AIM: Provide the records once more, identical to the original.
-- begin GIVEN DATA --
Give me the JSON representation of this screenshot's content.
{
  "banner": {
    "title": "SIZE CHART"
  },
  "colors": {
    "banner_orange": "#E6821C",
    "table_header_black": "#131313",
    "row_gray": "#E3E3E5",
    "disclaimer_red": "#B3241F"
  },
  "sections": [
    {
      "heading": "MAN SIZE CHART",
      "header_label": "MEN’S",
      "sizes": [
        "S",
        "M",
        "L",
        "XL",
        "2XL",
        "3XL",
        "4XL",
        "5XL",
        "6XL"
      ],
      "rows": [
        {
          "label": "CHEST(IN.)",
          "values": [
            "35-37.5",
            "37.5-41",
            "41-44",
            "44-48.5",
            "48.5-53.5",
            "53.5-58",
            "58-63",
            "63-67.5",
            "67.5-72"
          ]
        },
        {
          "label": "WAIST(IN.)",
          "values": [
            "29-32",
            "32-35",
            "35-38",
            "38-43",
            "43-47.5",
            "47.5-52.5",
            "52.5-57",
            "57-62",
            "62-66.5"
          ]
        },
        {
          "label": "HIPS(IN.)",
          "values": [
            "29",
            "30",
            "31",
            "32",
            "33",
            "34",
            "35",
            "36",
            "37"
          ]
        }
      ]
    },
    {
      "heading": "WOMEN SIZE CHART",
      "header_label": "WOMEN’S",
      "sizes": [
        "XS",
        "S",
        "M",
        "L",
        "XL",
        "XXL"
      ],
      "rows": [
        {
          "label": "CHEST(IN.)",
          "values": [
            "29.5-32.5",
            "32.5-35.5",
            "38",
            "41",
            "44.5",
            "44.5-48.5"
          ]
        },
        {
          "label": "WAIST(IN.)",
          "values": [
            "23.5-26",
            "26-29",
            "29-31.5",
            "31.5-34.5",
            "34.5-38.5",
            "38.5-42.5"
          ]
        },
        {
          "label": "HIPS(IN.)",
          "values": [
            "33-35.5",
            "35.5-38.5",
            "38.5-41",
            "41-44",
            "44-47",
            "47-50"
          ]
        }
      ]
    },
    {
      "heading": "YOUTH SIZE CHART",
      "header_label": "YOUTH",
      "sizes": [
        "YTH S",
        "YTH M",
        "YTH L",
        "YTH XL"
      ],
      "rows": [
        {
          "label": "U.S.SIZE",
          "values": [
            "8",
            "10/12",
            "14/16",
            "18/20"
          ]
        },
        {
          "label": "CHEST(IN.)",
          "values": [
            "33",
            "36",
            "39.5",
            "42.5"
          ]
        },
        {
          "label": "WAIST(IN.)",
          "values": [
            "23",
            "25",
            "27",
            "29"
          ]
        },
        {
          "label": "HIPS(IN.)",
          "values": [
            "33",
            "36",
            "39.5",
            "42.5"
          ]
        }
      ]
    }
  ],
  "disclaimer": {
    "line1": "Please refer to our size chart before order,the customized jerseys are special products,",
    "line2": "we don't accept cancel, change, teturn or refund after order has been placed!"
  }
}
-- end GIVEN DATA --
SOLUTION TO THE PROBLEM:
Give me the JSON representation of this screenshot's content.
{
  "banner": {
    "title": "SIZE CHART"
  },
  "colors": {
    "banner_orange": "#E6821C",
    "table_header_black": "#131313",
    "row_gray": "#E3E3E5",
    "disclaimer_red": "#B3241F"
  },
  "sections": [
    {
      "heading": "MAN SIZE CHART",
      "header_label": "MEN’S",
      "sizes": [
        "S",
        "M",
        "L",
        "XL",
        "2XL",
        "3XL",
        "4XL",
        "5XL",
        "6XL"
      ],
      "rows": [
        {
          "label": "CHEST(IN.)",
          "values": [
            "35-37.5",
            "37.5-41",
            "41-44",
            "44-48.5",
            "48.5-53.5",
            "53.5-58",
            "58-63",
            "63-67.5",
            "67.5-72"
          ]
        },
        {
          "label": "WAIST(IN.)",
          "values": [
            "29-32",
            "32-35",
            "35-38",
            "38-43",
            "43-47.5",
            "47.5-52.5",
            "52.5-57",
            "57-62",
            "62-66.5"
          ]
        },
        {
          "label": "HIPS(IN.)",
          "values": [
            "29",
            "30",
            "31",
            "32",
            "33",
            "34",
            "35",
            "36",
            "37"
          ]
        }
      ]
    },
    {
      "heading": "WOMEN SIZE CHART",
      "header_label": "WOMEN’S",
      "sizes": [
        "XS",
        "S",
        "M",
        "L",
        "XL",
        "XXL"
      ],
      "rows": [
        {
          "label": "CHEST(IN.)",
          "values": [
            "29.5-32.5",
            "32.5-35.5",
            "38",
            "41",
            "44.5",
            "44.5-48.5"
          ]
        },
        {
          "label": "WAIST(IN.)",
          "values": [
            "23.5-26",
            "26-29",
            "29-31.5",
            "31.5-34.5",
            "34.5-38.5",
            "38.5-42.5"
          ]
        },
        {
          "label": "HIPS(IN.)",
          "values": [
            "33-35.5",
            "35.5-38.5",
            "38.5-41",
            "41-44",
            "44-47",
            "47-50"
          ]
        }
      ]
    },
    {
      "heading": "YOUTH SIZE CHART",
      "header_label": "YOUTH",
      "sizes": [
        "YTH S",
        "YTH M",
        "YTH L",
        "YTH XL"
      ],
      "rows": [
        {
          "label": "U.S.SIZE",
          "values": [
            "8",
            "10/12",
            "14/16",
            "18/20"
          ]
        },
        {
          "label": "CHEST(IN.)",
          "values": [
            "33",
            "36",
            "39.5",
            "42.5"
          ]
        },
        {
          "label": "WAIST(IN.)",
          "values": [
            "23",
            "25",
            "27",
            "29"
          ]
        },
        {
          "label": "HIPS(IN.)",
          "values": [
            "33",
            "36",
            "39.5",
            "42.5"
          ]
        }
      ]
    }
  ],
  "disclaimer": {
    "line1": "Please refer to our size chart before order,the customized jerseys are special products,",
    "line2": "we don't accept cancel, change, teturn or refund after order has been placed!"
  }
}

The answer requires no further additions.